===== DATA PROVIDED
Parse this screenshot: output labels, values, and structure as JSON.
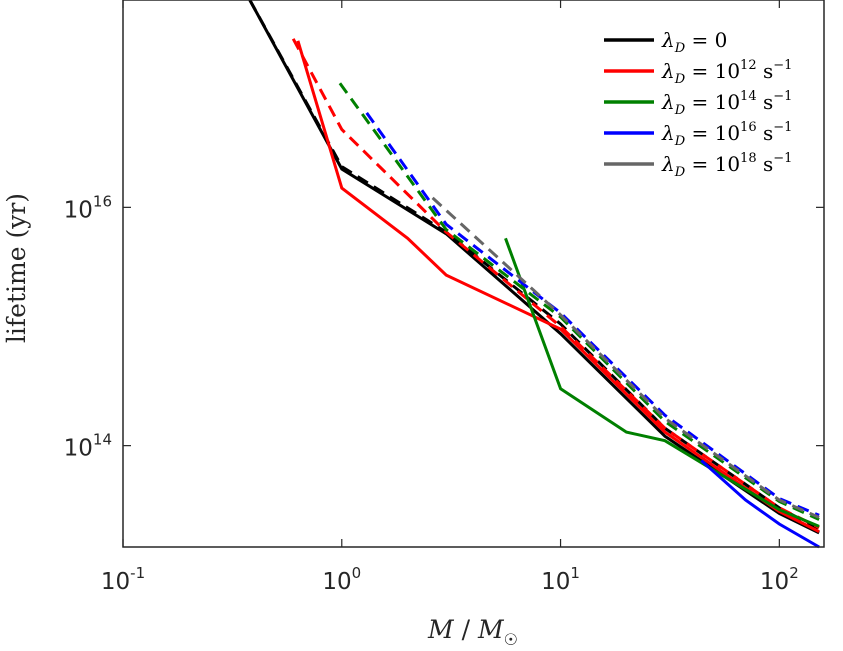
{
  "chart_data": {
    "type": "line",
    "xscale": "log",
    "yscale": "log",
    "xlim": [
      0.1,
      160
    ],
    "ylim": [
      14100000000000.0,
      5.5e+17
    ],
    "xlabel": "M / M☉",
    "ylabel": "lifetime (yr)",
    "xticks": [
      {
        "value": 0.1,
        "base": "10",
        "exp": "-1"
      },
      {
        "value": 1,
        "base": "10",
        "exp": "0"
      },
      {
        "value": 10,
        "base": "10",
        "exp": "1"
      },
      {
        "value": 100,
        "base": "10",
        "exp": "2"
      }
    ],
    "yticks": [
      {
        "value": 100000000000000.0,
        "base": "10",
        "exp": "14"
      },
      {
        "value": 1e+16,
        "base": "10",
        "exp": "16"
      }
    ],
    "grid": false,
    "legend_position": "top-right",
    "series": [
      {
        "name": "λD = 0",
        "symbol": "λ",
        "sub": "D",
        "rest": " = 0",
        "exp": "",
        "unit": "",
        "color": "#000000",
        "solid": [
          [
            0.38,
            5.5e+17
          ],
          [
            1.0,
            2.1e+16
          ],
          [
            3.0,
            6000000000000000.0
          ],
          [
            10.0,
            870000000000000.0
          ],
          [
            30.0,
            120000000000000.0
          ],
          [
            100.0,
            27000000000000.0
          ],
          [
            152.0,
            18500000000000.0
          ]
        ],
        "dashed": [
          [
            0.38,
            5.5e+17
          ],
          [
            1.0,
            2.2e+16
          ],
          [
            3.0,
            6200000000000000.0
          ],
          [
            10.0,
            1050000000000000.0
          ],
          [
            30.0,
            140000000000000.0
          ],
          [
            100.0,
            30000000000000.0
          ],
          [
            152.0,
            20000000000000.0
          ]
        ]
      },
      {
        "name": "λD = 10^12 s^-1",
        "symbol": "λ",
        "sub": "D",
        "rest": " = 10",
        "exp": "12",
        "unit": " s",
        "color": "#ff0000",
        "solid": [
          [
            0.63,
            2.5e+17
          ],
          [
            1.0,
            1.45e+16
          ],
          [
            2.0,
            5500000000000000.0
          ],
          [
            3.0,
            2700000000000000.0
          ],
          [
            10.0,
            950000000000000.0
          ],
          [
            30.0,
            130000000000000.0
          ],
          [
            100.0,
            28000000000000.0
          ],
          [
            152.0,
            19000000000000.0
          ]
        ],
        "dashed": [
          [
            0.6,
            2.6e+17
          ],
          [
            1.0,
            4.5e+16
          ],
          [
            3.0,
            6200000000000000.0
          ],
          [
            10.0,
            1000000000000000.0
          ],
          [
            30.0,
            140000000000000.0
          ],
          [
            100.0,
            30000000000000.0
          ],
          [
            152.0,
            20500000000000.0
          ]
        ]
      },
      {
        "name": "λD = 10^14 s^-1",
        "symbol": "λ",
        "sub": "D",
        "rest": " = 10",
        "exp": "14",
        "unit": " s",
        "color": "#008000",
        "solid": [
          [
            5.6,
            5500000000000000.0
          ],
          [
            10.0,
            300000000000000.0
          ],
          [
            20.0,
            130000000000000.0
          ],
          [
            30.0,
            110000000000000.0
          ],
          [
            100.0,
            29000000000000.0
          ],
          [
            152.0,
            21000000000000.0
          ]
        ],
        "dashed": [
          [
            0.98,
            1.1e+17
          ],
          [
            3.0,
            6500000000000000.0
          ],
          [
            10.0,
            1200000000000000.0
          ],
          [
            30.0,
            160000000000000.0
          ],
          [
            100.0,
            34000000000000.0
          ],
          [
            152.0,
            24000000000000.0
          ]
        ]
      },
      {
        "name": "λD = 10^16 s^-1",
        "symbol": "λ",
        "sub": "D",
        "rest": " = 10",
        "exp": "16",
        "unit": " s",
        "color": "#0000ff",
        "solid": [
          [
            44.0,
            75000000000000.0
          ],
          [
            70.0,
            35000000000000.0
          ],
          [
            100.0,
            22000000000000.0
          ],
          [
            152.0,
            14100000000000.0
          ]
        ],
        "dashed": [
          [
            1.3,
            6.2e+16
          ],
          [
            3.0,
            7200000000000000.0
          ],
          [
            10.0,
            1300000000000000.0
          ],
          [
            30.0,
            180000000000000.0
          ],
          [
            100.0,
            36000000000000.0
          ],
          [
            152.0,
            26000000000000.0
          ]
        ]
      },
      {
        "name": "λD = 10^18 s^-1",
        "symbol": "λ",
        "sub": "D",
        "rest": " = 10",
        "exp": "18",
        "unit": " s",
        "color": "#666666",
        "solid": [],
        "dashed": [
          [
            2.6,
            1.2e+16
          ],
          [
            10.0,
            1250000000000000.0
          ],
          [
            30.0,
            170000000000000.0
          ],
          [
            100.0,
            35000000000000.0
          ],
          [
            152.0,
            25000000000000.0
          ]
        ]
      }
    ]
  }
}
==========
*YOUR INSTRUCTIONS*. Look over the material above and show each line where "color" appears.

*OUTPUT*.
        "color": "#000000",
        "color": "#ff0000",
        "color": "#008000",
        "color": "#0000ff",
        "color": "#666666",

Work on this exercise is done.